Written request — Transcribe every line of the listing below without any deviation.

(Figure dataset records)
-- start --

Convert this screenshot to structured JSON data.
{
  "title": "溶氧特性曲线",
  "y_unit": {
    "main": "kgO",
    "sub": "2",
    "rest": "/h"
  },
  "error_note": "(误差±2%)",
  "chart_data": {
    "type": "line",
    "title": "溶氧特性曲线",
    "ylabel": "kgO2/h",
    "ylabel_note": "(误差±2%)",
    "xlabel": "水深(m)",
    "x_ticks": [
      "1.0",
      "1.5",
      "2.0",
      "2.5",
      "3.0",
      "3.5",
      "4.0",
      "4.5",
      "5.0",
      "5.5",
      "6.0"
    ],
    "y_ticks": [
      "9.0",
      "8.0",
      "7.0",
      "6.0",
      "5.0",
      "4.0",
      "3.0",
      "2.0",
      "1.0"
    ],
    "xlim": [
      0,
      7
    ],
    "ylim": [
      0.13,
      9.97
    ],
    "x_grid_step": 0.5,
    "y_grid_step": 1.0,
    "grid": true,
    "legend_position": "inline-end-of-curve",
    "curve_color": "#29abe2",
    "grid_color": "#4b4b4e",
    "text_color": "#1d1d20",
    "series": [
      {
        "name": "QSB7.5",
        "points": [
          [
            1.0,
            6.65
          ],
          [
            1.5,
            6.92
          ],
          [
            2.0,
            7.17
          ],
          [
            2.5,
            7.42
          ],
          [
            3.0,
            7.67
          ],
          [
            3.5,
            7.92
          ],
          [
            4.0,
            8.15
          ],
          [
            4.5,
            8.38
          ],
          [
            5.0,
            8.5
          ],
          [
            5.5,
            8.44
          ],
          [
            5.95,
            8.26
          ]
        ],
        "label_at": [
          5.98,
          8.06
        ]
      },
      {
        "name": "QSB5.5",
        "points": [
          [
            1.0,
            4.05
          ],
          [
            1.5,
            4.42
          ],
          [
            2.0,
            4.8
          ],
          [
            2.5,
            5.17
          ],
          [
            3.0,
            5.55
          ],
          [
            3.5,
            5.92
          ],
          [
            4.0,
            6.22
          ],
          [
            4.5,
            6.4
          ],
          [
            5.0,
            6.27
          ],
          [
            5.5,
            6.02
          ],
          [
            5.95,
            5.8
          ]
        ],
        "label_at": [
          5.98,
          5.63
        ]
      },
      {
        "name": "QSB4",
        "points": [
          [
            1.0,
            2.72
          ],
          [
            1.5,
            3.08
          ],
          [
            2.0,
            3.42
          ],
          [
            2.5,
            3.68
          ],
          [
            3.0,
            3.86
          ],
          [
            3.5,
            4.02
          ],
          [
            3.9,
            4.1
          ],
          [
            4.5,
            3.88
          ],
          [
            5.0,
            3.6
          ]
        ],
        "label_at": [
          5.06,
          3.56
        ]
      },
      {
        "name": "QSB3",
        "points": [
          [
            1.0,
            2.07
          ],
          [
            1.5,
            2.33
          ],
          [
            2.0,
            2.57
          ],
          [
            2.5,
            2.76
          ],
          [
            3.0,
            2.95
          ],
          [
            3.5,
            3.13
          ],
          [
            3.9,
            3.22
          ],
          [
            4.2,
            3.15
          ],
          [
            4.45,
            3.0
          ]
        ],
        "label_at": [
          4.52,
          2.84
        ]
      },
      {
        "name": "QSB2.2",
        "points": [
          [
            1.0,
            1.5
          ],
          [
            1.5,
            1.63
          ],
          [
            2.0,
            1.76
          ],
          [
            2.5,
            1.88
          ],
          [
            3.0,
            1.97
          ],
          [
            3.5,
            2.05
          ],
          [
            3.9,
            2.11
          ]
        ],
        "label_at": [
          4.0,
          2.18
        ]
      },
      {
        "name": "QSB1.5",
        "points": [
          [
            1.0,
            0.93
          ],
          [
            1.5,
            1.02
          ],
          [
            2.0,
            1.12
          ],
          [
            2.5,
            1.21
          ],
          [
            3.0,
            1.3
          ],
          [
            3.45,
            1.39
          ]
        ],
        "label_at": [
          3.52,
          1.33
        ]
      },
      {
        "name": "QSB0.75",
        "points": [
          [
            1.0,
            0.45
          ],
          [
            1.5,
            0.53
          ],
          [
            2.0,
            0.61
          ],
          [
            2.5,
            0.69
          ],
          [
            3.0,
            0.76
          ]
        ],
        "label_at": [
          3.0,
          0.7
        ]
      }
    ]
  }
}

-- end --

Written reply —
Convert this screenshot to structured JSON data.
{
  "title": "溶氧特性曲线",
  "y_unit": {
    "main": "kgO",
    "sub": "2",
    "rest": "/h"
  },
  "error_note": "(误差±2%)",
  "chart_data": {
    "type": "line",
    "title": "溶氧特性曲线",
    "ylabel": "kgO2/h",
    "ylabel_note": "(误差±2%)",
    "xlabel": "水深(m)",
    "x_ticks": [
      "1.0",
      "1.5",
      "2.0",
      "2.5",
      "3.0",
      "3.5",
      "4.0",
      "4.5",
      "5.0",
      "5.5",
      "6.0"
    ],
    "y_ticks": [
      "9.0",
      "8.0",
      "7.0",
      "6.0",
      "5.0",
      "4.0",
      "3.0",
      "2.0",
      "1.0"
    ],
    "xlim": [
      0,
      7
    ],
    "ylim": [
      0.13,
      9.97
    ],
    "x_grid_step": 0.5,
    "y_grid_step": 1.0,
    "grid": true,
    "legend_position": "inline-end-of-curve",
    "curve_color": "#29abe2",
    "grid_color": "#4b4b4e",
    "text_color": "#1d1d20",
    "series": [
      {
        "name": "QSB7.5",
        "points": [
          [
            1.0,
            6.65
          ],
          [
            1.5,
            6.92
          ],
          [
            2.0,
            7.17
          ],
          [
            2.5,
            7.42
          ],
          [
            3.0,
            7.67
          ],
          [
            3.5,
            7.92
          ],
          [
            4.0,
            8.15
          ],
          [
            4.5,
            8.38
          ],
          [
            5.0,
            8.5
          ],
          [
            5.5,
            8.44
          ],
          [
            5.95,
            8.26
          ]
        ],
        "label_at": [
          5.98,
          8.06
        ]
      },
      {
        "name": "QSB5.5",
        "points": [
          [
            1.0,
            4.05
          ],
          [
            1.5,
            4.42
          ],
          [
            2.0,
            4.8
          ],
          [
            2.5,
            5.17
          ],
          [
            3.0,
            5.55
          ],
          [
            3.5,
            5.92
          ],
          [
            4.0,
            6.22
          ],
          [
            4.5,
            6.4
          ],
          [
            5.0,
            6.27
          ],
          [
            5.5,
            6.02
          ],
          [
            5.95,
            5.8
          ]
        ],
        "label_at": [
          5.98,
          5.63
        ]
      },
      {
        "name": "QSB4",
        "points": [
          [
            1.0,
            2.72
          ],
          [
            1.5,
            3.08
          ],
          [
            2.0,
            3.42
          ],
          [
            2.5,
            3.68
          ],
          [
            3.0,
            3.86
          ],
          [
            3.5,
            4.02
          ],
          [
            3.9,
            4.1
          ],
          [
            4.5,
            3.88
          ],
          [
            5.0,
            3.6
          ]
        ],
        "label_at": [
          5.06,
          3.56
        ]
      },
      {
        "name": "QSB3",
        "points": [
          [
            1.0,
            2.07
          ],
          [
            1.5,
            2.33
          ],
          [
            2.0,
            2.57
          ],
          [
            2.5,
            2.76
          ],
          [
            3.0,
            2.95
          ],
          [
            3.5,
            3.13
          ],
          [
            3.9,
            3.22
          ],
          [
            4.2,
            3.15
          ],
          [
            4.45,
            3.0
          ]
        ],
        "label_at": [
          4.52,
          2.84
        ]
      },
      {
        "name": "QSB2.2",
        "points": [
          [
            1.0,
            1.5
          ],
          [
            1.5,
            1.63
          ],
          [
            2.0,
            1.76
          ],
          [
            2.5,
            1.88
          ],
          [
            3.0,
            1.97
          ],
          [
            3.5,
            2.05
          ],
          [
            3.9,
            2.11
          ]
        ],
        "label_at": [
          4.0,
          2.18
        ]
      },
      {
        "name": "QSB1.5",
        "points": [
          [
            1.0,
            0.93
          ],
          [
            1.5,
            1.02
          ],
          [
            2.0,
            1.12
          ],
          [
            2.5,
            1.21
          ],
          [
            3.0,
            1.3
          ],
          [
            3.45,
            1.39
          ]
        ],
        "label_at": [
          3.52,
          1.33
        ]
      },
      {
        "name": "QSB0.75",
        "points": [
          [
            1.0,
            0.45
          ],
          [
            1.5,
            0.53
          ],
          [
            2.0,
            0.61
          ],
          [
            2.5,
            0.69
          ],
          [
            3.0,
            0.76
          ]
        ],
        "label_at": [
          3.0,
          0.7
        ]
      }
    ]
  }
}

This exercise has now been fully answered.